**What to do:** Of the lines in the listing, how many include the string "structured"? Write the number and nothing else.

**Material provided:**
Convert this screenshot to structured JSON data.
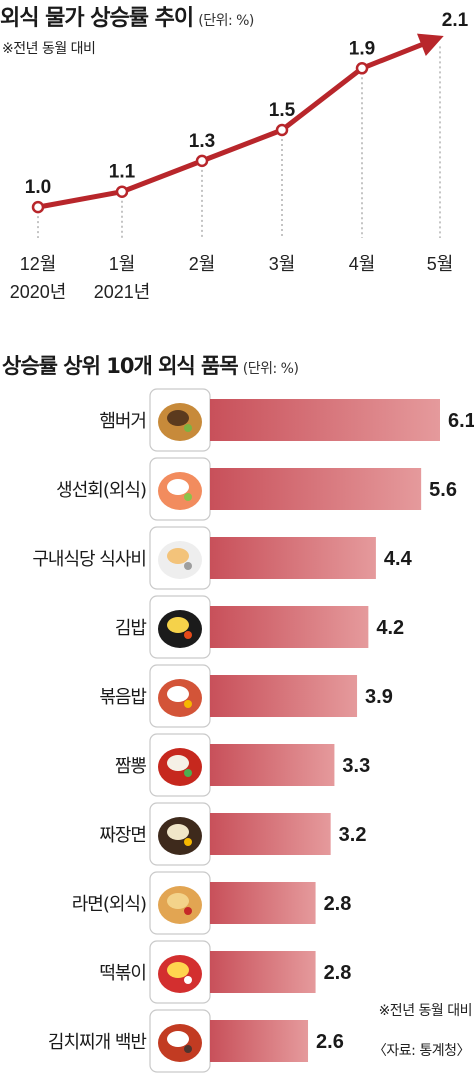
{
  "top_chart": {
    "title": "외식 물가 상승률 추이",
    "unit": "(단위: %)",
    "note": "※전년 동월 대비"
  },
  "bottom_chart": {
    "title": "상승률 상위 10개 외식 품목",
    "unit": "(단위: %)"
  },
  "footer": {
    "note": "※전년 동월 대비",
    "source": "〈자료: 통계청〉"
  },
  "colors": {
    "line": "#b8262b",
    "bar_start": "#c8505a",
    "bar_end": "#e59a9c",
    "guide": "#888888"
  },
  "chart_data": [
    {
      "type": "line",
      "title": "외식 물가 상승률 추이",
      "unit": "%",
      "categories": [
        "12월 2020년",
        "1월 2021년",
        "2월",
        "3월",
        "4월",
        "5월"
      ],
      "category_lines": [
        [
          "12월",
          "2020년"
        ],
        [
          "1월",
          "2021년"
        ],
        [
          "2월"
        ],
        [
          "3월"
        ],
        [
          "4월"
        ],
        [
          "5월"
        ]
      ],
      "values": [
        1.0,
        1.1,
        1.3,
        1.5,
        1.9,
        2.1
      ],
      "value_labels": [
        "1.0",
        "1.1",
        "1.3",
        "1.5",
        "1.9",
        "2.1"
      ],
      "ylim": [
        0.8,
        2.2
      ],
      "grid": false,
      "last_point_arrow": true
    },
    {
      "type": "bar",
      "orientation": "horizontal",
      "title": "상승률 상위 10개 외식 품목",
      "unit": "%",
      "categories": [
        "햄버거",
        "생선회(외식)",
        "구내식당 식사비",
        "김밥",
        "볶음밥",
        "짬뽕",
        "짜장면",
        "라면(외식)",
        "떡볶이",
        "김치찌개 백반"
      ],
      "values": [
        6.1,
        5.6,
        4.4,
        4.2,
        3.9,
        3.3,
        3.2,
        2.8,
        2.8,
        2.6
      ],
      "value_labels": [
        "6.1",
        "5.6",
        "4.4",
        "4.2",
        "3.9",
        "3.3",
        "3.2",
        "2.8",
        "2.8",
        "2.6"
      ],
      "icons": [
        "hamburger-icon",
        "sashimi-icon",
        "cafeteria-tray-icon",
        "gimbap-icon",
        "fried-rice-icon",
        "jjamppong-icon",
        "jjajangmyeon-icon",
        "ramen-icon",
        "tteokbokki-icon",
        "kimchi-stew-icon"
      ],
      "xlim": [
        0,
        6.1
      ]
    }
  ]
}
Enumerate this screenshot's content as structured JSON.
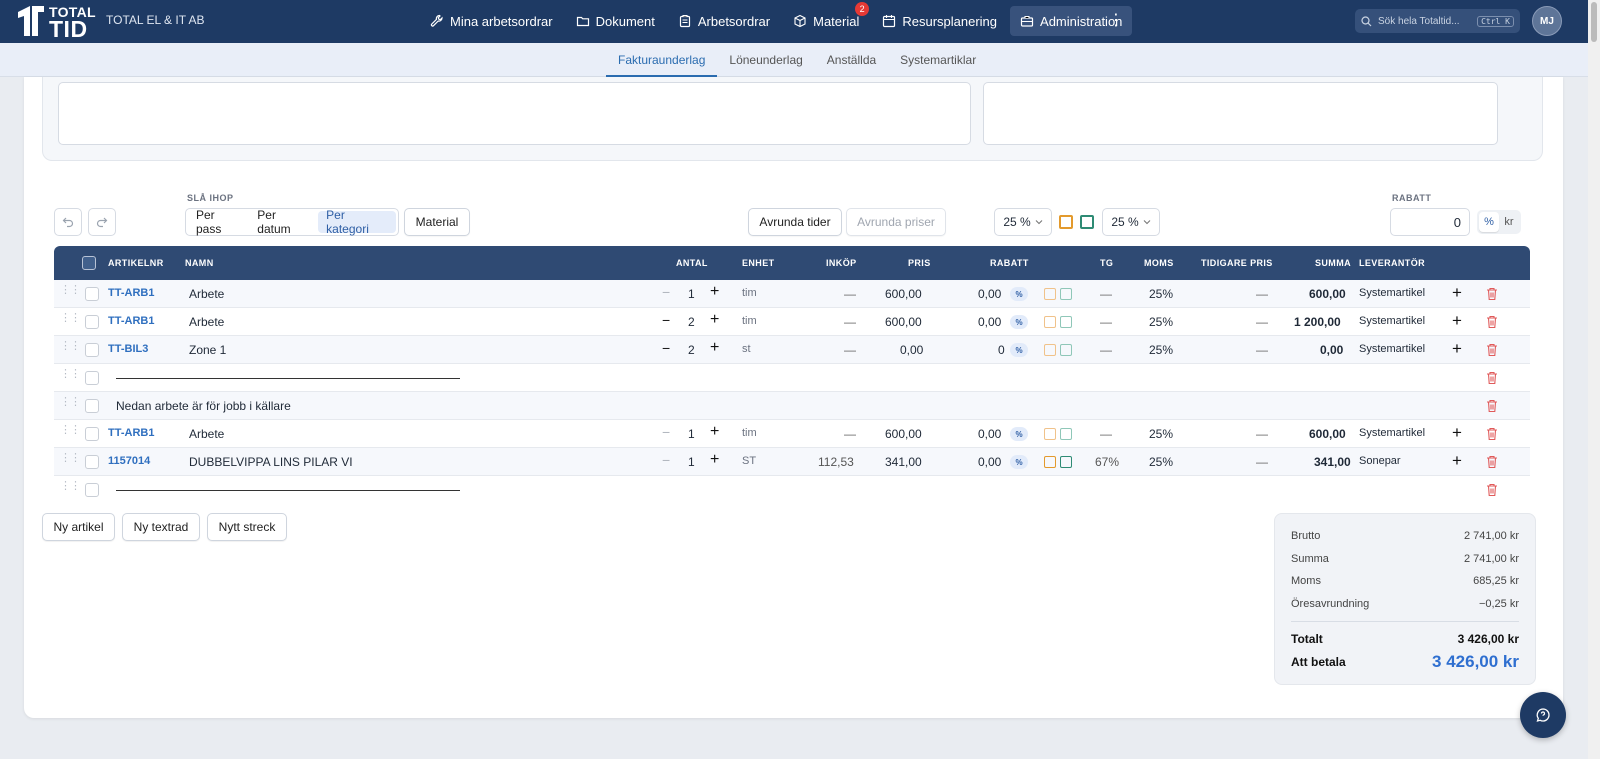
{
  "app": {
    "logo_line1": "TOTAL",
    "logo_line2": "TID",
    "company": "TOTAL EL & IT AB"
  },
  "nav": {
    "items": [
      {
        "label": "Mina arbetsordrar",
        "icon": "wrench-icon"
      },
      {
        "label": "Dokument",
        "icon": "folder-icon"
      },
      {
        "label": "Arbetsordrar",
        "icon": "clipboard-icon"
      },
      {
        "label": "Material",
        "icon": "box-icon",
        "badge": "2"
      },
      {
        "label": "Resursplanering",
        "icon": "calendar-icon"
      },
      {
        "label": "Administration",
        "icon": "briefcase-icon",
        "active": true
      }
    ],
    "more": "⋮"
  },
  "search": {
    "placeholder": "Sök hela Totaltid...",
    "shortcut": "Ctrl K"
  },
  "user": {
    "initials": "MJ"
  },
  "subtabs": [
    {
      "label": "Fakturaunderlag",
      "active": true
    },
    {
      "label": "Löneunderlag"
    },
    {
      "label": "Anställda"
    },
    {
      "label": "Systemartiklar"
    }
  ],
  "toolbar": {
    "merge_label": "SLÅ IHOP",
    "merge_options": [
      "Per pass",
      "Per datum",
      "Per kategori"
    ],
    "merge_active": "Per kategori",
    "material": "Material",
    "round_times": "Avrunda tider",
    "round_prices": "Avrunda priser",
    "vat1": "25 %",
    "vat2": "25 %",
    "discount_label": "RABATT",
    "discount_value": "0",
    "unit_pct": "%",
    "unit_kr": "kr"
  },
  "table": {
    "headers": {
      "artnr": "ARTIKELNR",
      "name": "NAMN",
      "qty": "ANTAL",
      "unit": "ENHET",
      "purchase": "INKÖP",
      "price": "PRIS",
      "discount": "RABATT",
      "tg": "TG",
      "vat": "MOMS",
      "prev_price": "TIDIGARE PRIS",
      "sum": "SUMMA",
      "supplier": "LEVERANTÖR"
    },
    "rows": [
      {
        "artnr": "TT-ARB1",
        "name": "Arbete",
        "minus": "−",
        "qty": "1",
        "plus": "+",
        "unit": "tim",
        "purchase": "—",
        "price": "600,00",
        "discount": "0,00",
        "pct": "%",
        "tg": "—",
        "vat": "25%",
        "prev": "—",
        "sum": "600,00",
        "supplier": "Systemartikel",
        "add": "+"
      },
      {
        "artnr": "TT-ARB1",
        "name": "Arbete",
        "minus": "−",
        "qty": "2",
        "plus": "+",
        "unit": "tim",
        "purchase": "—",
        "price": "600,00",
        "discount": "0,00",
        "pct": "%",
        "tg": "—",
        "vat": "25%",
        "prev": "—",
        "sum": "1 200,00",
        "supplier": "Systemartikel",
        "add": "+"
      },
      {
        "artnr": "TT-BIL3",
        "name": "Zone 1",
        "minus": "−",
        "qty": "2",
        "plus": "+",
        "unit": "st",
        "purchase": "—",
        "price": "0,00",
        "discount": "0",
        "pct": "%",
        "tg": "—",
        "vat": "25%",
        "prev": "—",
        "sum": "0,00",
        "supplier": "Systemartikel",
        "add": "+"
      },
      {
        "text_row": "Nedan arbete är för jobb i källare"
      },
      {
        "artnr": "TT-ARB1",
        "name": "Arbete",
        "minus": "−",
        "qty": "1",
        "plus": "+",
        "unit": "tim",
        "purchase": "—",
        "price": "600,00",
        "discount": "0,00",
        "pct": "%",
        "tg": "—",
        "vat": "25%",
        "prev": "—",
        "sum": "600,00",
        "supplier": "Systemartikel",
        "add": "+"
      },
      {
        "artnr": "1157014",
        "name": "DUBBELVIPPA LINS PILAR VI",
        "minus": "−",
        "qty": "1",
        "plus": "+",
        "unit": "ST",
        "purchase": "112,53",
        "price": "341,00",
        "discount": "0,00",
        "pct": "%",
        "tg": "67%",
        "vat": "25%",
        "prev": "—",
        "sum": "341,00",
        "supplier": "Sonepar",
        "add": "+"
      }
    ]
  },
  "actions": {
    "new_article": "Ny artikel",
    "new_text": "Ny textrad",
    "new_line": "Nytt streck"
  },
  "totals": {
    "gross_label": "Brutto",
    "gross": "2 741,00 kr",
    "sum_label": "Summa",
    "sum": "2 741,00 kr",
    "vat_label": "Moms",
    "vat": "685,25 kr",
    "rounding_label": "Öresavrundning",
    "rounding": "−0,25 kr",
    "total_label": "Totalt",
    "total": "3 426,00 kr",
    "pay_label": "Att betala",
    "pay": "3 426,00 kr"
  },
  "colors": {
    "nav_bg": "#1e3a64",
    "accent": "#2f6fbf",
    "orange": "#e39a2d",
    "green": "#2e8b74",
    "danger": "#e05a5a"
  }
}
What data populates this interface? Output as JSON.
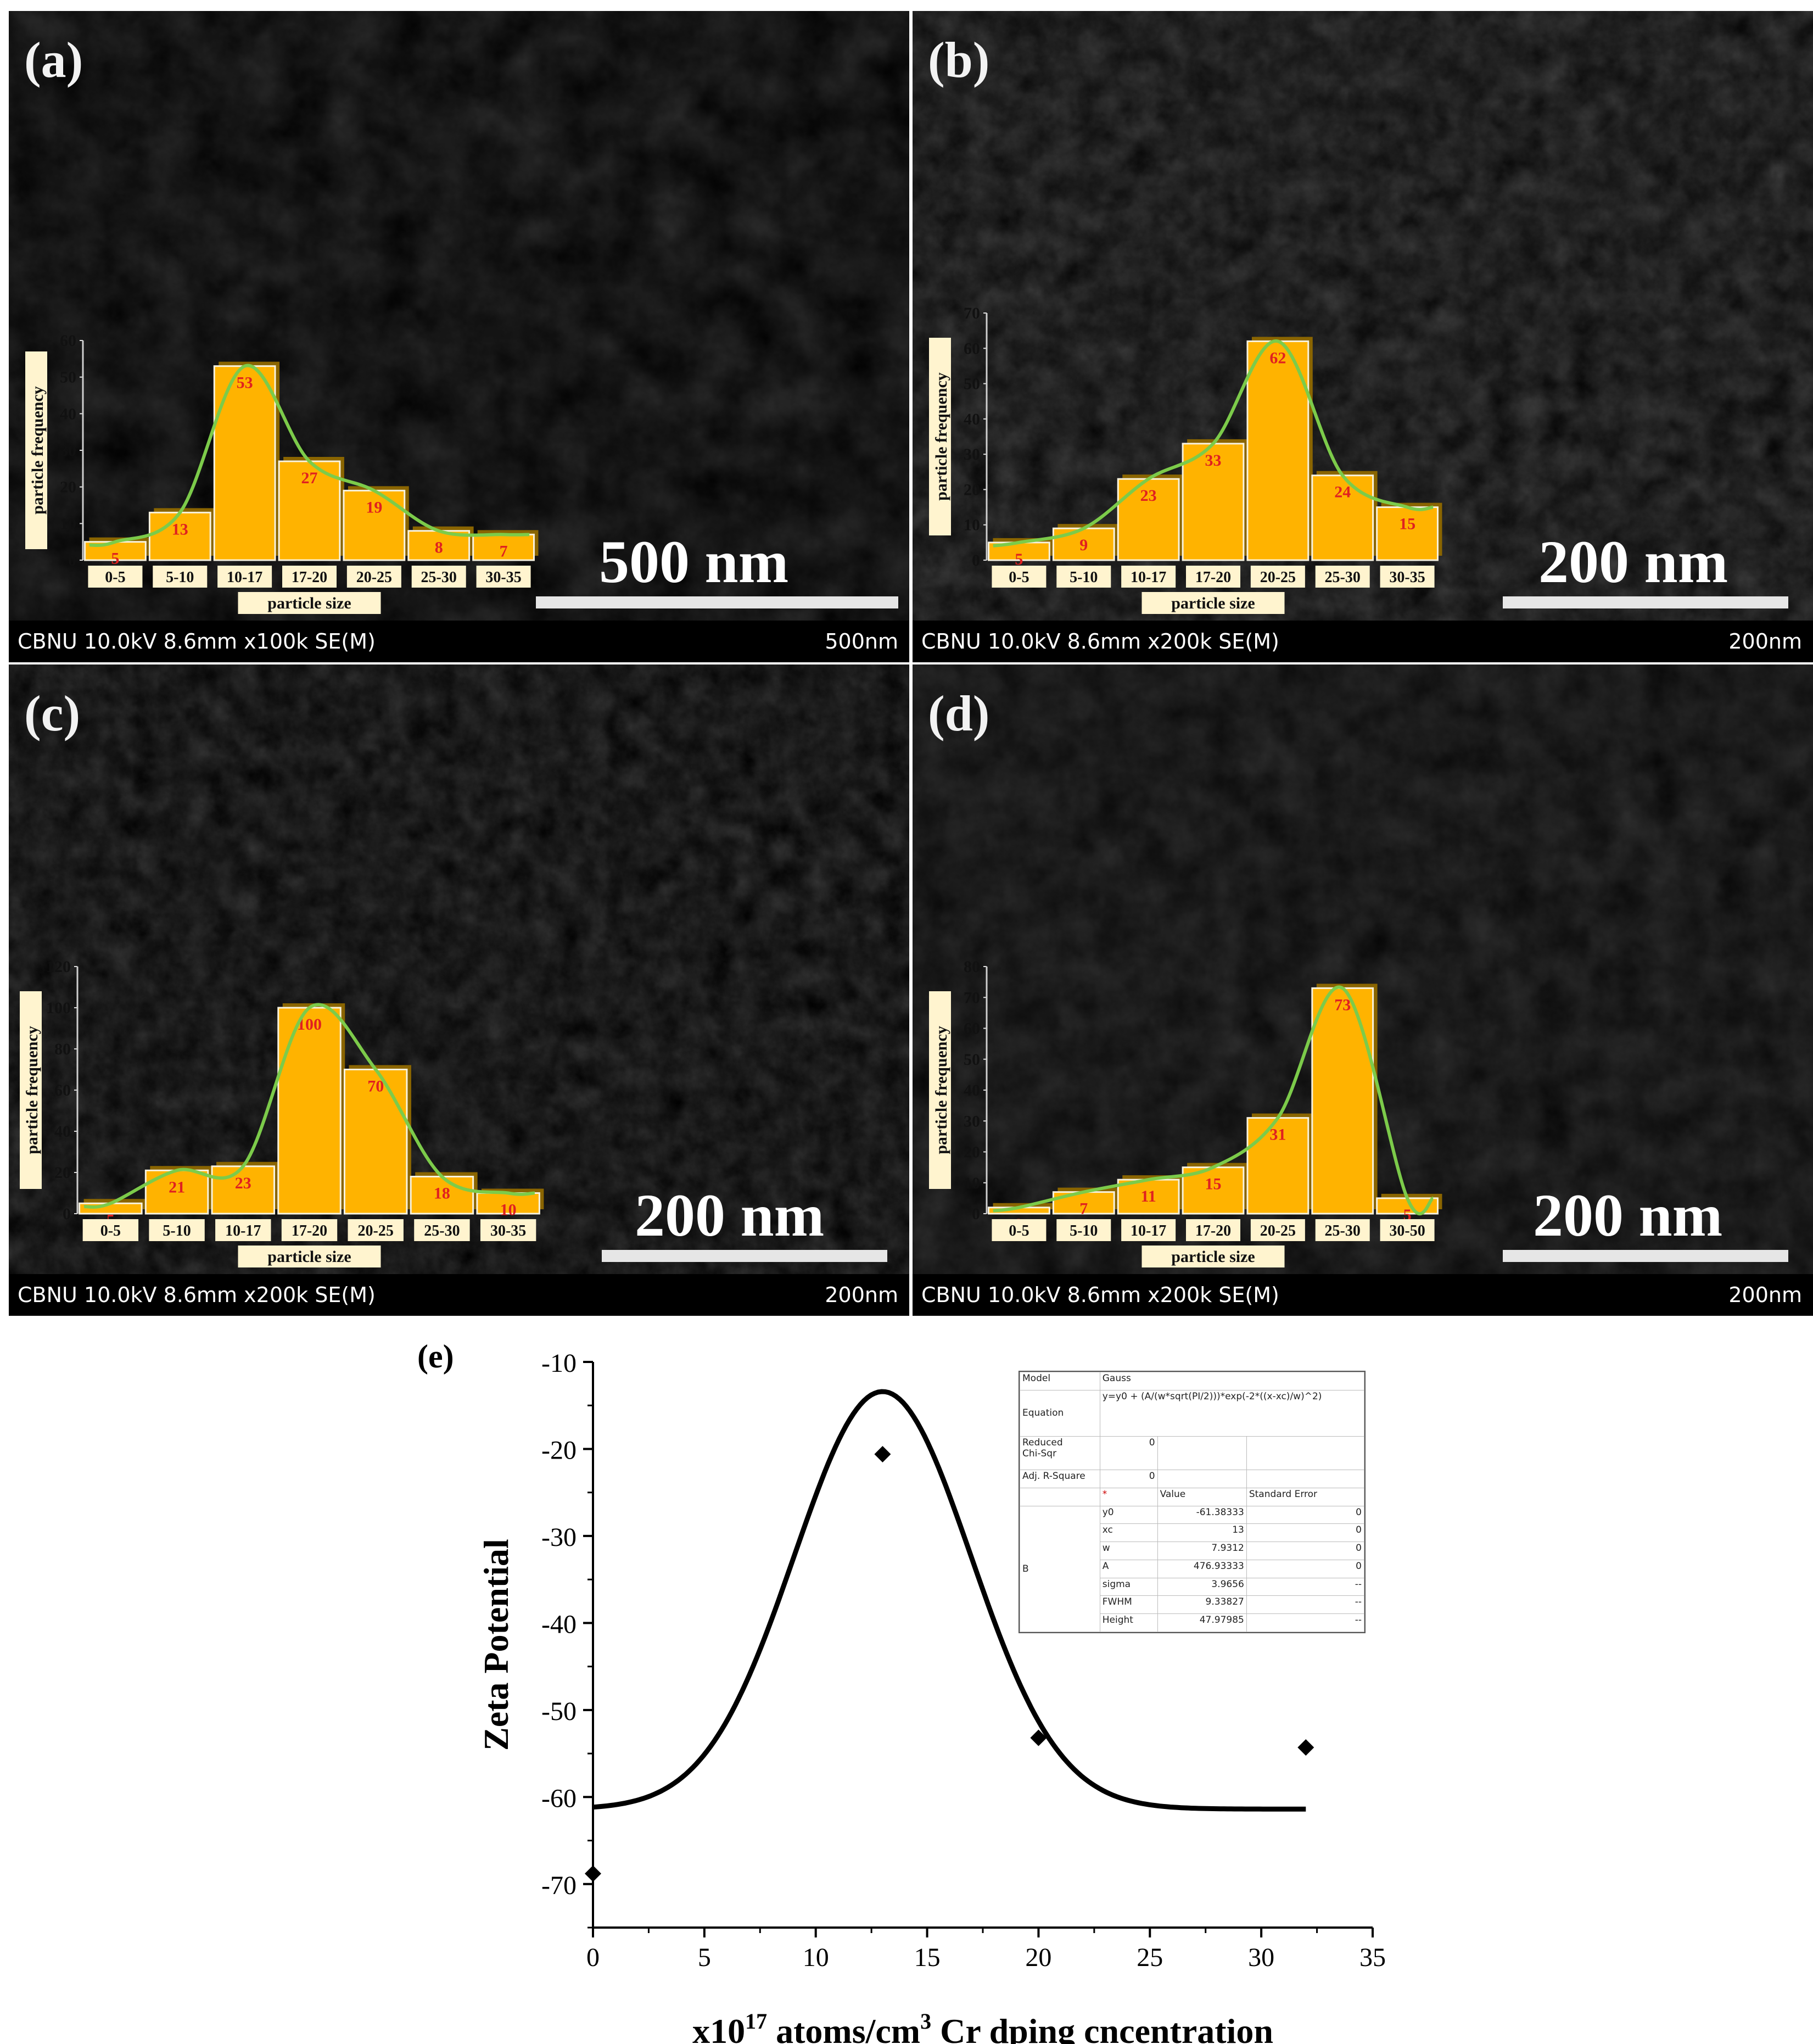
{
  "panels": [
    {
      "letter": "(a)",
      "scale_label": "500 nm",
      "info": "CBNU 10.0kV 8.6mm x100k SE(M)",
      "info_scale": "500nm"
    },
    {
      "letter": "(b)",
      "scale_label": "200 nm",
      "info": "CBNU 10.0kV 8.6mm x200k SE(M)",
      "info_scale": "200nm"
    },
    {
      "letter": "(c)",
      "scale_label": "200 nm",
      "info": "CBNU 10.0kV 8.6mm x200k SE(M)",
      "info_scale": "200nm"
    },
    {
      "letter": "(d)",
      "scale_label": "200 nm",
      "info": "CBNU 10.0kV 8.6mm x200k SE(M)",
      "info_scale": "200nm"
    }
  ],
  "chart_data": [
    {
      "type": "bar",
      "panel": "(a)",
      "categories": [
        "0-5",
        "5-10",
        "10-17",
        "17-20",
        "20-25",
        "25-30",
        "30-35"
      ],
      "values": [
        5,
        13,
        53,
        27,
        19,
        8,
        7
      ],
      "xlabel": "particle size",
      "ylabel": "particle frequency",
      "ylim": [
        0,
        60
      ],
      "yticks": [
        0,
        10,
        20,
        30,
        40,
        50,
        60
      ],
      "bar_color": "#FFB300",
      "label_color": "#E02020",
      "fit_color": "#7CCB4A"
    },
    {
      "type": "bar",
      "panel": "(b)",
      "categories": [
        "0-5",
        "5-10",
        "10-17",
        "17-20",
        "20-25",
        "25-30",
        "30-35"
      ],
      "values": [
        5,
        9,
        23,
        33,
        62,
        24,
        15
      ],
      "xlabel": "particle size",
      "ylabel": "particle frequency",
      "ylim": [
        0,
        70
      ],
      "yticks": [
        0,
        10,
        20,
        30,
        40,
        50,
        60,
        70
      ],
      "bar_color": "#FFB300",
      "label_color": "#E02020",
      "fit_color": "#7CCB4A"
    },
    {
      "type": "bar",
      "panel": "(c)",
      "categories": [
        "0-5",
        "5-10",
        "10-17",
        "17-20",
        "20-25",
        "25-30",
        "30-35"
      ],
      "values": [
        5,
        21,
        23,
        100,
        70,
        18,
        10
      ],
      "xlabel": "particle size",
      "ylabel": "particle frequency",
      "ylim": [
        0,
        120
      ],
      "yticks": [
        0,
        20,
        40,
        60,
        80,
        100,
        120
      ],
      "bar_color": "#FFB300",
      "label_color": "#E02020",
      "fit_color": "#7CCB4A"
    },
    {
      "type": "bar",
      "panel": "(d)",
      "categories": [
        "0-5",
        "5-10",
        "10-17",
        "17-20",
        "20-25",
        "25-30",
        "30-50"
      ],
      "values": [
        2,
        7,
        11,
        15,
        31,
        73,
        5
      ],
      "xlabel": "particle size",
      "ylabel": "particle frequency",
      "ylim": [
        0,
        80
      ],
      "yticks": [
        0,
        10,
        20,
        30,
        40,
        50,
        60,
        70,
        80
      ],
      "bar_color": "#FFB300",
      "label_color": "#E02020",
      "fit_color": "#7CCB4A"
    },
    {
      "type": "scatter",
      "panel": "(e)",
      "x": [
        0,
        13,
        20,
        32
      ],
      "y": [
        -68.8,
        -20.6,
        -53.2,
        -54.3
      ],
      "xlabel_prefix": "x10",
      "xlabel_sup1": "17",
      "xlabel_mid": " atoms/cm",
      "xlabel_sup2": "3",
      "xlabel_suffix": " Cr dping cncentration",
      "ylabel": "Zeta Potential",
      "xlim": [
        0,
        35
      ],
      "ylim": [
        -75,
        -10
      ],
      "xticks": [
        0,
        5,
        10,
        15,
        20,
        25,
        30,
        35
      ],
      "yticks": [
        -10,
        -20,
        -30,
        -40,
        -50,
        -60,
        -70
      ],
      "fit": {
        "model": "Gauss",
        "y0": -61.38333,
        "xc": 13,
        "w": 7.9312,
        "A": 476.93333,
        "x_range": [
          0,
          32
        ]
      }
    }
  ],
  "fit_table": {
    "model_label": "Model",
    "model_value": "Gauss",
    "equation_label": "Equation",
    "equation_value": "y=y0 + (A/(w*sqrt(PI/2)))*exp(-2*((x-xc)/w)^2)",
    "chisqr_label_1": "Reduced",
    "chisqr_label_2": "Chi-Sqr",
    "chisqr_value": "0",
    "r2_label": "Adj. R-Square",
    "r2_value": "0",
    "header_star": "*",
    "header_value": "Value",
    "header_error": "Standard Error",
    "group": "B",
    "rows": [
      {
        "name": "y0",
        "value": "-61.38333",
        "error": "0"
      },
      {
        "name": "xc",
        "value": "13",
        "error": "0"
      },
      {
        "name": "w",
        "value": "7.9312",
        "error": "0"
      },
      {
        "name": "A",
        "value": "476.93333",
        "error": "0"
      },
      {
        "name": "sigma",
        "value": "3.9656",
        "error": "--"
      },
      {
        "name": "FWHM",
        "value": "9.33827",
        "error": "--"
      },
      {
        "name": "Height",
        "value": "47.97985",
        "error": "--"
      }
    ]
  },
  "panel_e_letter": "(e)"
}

**Solved exercise:** 2